(Entries taken from a collection)
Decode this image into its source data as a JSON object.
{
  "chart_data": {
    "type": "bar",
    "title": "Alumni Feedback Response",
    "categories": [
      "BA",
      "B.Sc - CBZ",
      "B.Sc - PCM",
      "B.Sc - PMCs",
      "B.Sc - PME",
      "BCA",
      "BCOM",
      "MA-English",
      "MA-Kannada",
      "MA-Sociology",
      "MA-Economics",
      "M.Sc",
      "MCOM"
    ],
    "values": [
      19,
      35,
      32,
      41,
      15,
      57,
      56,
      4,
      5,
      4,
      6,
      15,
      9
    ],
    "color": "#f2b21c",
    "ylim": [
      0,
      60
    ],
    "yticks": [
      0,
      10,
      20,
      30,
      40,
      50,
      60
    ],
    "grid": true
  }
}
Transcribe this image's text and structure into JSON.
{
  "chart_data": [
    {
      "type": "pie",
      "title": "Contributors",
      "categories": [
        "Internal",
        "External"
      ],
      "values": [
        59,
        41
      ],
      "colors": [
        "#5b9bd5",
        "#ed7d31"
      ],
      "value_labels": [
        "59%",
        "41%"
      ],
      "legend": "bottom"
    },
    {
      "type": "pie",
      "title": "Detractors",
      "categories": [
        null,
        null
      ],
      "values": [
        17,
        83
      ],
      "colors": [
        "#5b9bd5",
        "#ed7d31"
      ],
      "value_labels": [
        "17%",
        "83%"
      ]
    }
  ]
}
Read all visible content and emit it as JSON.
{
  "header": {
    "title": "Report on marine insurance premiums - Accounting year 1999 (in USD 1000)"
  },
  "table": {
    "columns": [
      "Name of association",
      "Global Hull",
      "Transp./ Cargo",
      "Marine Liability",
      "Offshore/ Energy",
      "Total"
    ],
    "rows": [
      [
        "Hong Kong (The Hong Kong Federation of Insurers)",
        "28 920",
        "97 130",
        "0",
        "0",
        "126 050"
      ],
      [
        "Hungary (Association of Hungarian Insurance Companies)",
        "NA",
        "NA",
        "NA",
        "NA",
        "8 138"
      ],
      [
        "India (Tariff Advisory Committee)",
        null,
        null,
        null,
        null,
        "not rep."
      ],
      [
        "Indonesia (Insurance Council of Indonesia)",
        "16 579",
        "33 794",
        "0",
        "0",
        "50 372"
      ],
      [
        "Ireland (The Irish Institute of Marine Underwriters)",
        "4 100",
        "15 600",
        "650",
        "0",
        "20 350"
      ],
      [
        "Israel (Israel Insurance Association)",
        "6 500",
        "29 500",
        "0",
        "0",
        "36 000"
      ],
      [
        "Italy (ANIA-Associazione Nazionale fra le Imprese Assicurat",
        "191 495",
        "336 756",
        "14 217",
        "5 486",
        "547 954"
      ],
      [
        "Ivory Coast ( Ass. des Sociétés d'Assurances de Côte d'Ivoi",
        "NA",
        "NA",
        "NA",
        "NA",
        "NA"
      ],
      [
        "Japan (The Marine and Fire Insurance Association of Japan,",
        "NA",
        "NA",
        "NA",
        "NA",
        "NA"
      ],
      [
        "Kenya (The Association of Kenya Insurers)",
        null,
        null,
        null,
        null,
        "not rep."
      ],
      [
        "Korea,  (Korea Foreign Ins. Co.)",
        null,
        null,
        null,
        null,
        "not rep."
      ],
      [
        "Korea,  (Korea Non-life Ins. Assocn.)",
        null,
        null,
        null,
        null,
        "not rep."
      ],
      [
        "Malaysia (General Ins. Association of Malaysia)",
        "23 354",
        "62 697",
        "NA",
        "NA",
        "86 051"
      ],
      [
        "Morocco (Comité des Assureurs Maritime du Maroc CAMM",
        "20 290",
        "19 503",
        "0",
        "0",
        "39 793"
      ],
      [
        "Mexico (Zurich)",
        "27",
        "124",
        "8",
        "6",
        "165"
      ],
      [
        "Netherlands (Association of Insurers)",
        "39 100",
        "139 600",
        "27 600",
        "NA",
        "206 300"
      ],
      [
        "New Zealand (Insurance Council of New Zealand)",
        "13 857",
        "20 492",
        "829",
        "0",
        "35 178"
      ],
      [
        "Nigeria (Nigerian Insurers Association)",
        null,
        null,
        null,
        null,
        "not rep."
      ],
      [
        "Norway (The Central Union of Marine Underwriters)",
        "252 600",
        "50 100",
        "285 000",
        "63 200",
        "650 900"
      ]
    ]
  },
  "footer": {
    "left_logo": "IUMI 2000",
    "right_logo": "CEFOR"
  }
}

Your task –
Reproduce the records above exactly.

Response to this exercise –
Decode this image into its source data as a JSON object.
{
  "chart_data": {
    "type": "bar",
    "title": "Alumni Feedback Response",
    "categories": [
      "BA",
      "B.Sc - CBZ",
      "B.Sc - PCM",
      "B.Sc - PMCs",
      "B.Sc - PME",
      "BCA",
      "BCOM",
      "MA-English",
      "MA-Kannada",
      "MA-Sociology",
      "MA-Economics",
      "M.Sc",
      "MCOM"
    ],
    "values": [
      19,
      35,
      32,
      41,
      15,
      57,
      56,
      4,
      5,
      4,
      6,
      15,
      9
    ],
    "color": "#f2b21c",
    "ylim": [
      0,
      60
    ],
    "yticks": [
      0,
      10,
      20,
      30,
      40,
      50,
      60
    ],
    "grid": true
  }
}
Transcribe this image's text and structure into JSON.
{
  "chart_data": [
    {
      "type": "pie",
      "title": "Contributors",
      "categories": [
        "Internal",
        "External"
      ],
      "values": [
        59,
        41
      ],
      "colors": [
        "#5b9bd5",
        "#ed7d31"
      ],
      "value_labels": [
        "59%",
        "41%"
      ],
      "legend": "bottom"
    },
    {
      "type": "pie",
      "title": "Detractors",
      "categories": [
        null,
        null
      ],
      "values": [
        17,
        83
      ],
      "colors": [
        "#5b9bd5",
        "#ed7d31"
      ],
      "value_labels": [
        "17%",
        "83%"
      ]
    }
  ]
}
Read all visible content and emit it as JSON.
{
  "header": {
    "title": "Report on marine insurance premiums - Accounting year 1999 (in USD 1000)"
  },
  "table": {
    "columns": [
      "Name of association",
      "Global Hull",
      "Transp./ Cargo",
      "Marine Liability",
      "Offshore/ Energy",
      "Total"
    ],
    "rows": [
      [
        "Hong Kong (The Hong Kong Federation of Insurers)",
        "28 920",
        "97 130",
        "0",
        "0",
        "126 050"
      ],
      [
        "Hungary (Association of Hungarian Insurance Companies)",
        "NA",
        "NA",
        "NA",
        "NA",
        "8 138"
      ],
      [
        "India (Tariff Advisory Committee)",
        null,
        null,
        null,
        null,
        "not rep."
      ],
      [
        "Indonesia (Insurance Council of Indonesia)",
        "16 579",
        "33 794",
        "0",
        "0",
        "50 372"
      ],
      [
        "Ireland (The Irish Institute of Marine Underwriters)",
        "4 100",
        "15 600",
        "650",
        "0",
        "20 350"
      ],
      [
        "Israel (Israel Insurance Association)",
        "6 500",
        "29 500",
        "0",
        "0",
        "36 000"
      ],
      [
        "Italy (ANIA-Associazione Nazionale fra le Imprese Assicurat",
        "191 495",
        "336 756",
        "14 217",
        "5 486",
        "547 954"
      ],
      [
        "Ivory Coast ( Ass. des Sociétés d'Assurances de Côte d'Ivoi",
        "NA",
        "NA",
        "NA",
        "NA",
        "NA"
      ],
      [
        "Japan (The Marine and Fire Insurance Association of Japan,",
        "NA",
        "NA",
        "NA",
        "NA",
        "NA"
      ],
      [
        "Kenya (The Association of Kenya Insurers)",
        null,
        null,
        null,
        null,
        "not rep."
      ],
      [
        "Korea,  (Korea Foreign Ins. Co.)",
        null,
        null,
        null,
        null,
        "not rep."
      ],
      [
        "Korea,  (Korea Non-life Ins. Assocn.)",
        null,
        null,
        null,
        null,
        "not rep."
      ],
      [
        "Malaysia (General Ins. Association of Malaysia)",
        "23 354",
        "62 697",
        "NA",
        "NA",
        "86 051"
      ],
      [
        "Morocco (Comité des Assureurs Maritime du Maroc CAMM",
        "20 290",
        "19 503",
        "0",
        "0",
        "39 793"
      ],
      [
        "Mexico (Zurich)",
        "27",
        "124",
        "8",
        "6",
        "165"
      ],
      [
        "Netherlands (Association of Insurers)",
        "39 100",
        "139 600",
        "27 600",
        "NA",
        "206 300"
      ],
      [
        "New Zealand (Insurance Council of New Zealand)",
        "13 857",
        "20 492",
        "829",
        "0",
        "35 178"
      ],
      [
        "Nigeria (Nigerian Insurers Association)",
        null,
        null,
        null,
        null,
        "not rep."
      ],
      [
        "Norway (The Central Union of Marine Underwriters)",
        "252 600",
        "50 100",
        "285 000",
        "63 200",
        "650 900"
      ]
    ]
  },
  "footer": {
    "left_logo": "IUMI 2000",
    "right_logo": "CEFOR"
  }
}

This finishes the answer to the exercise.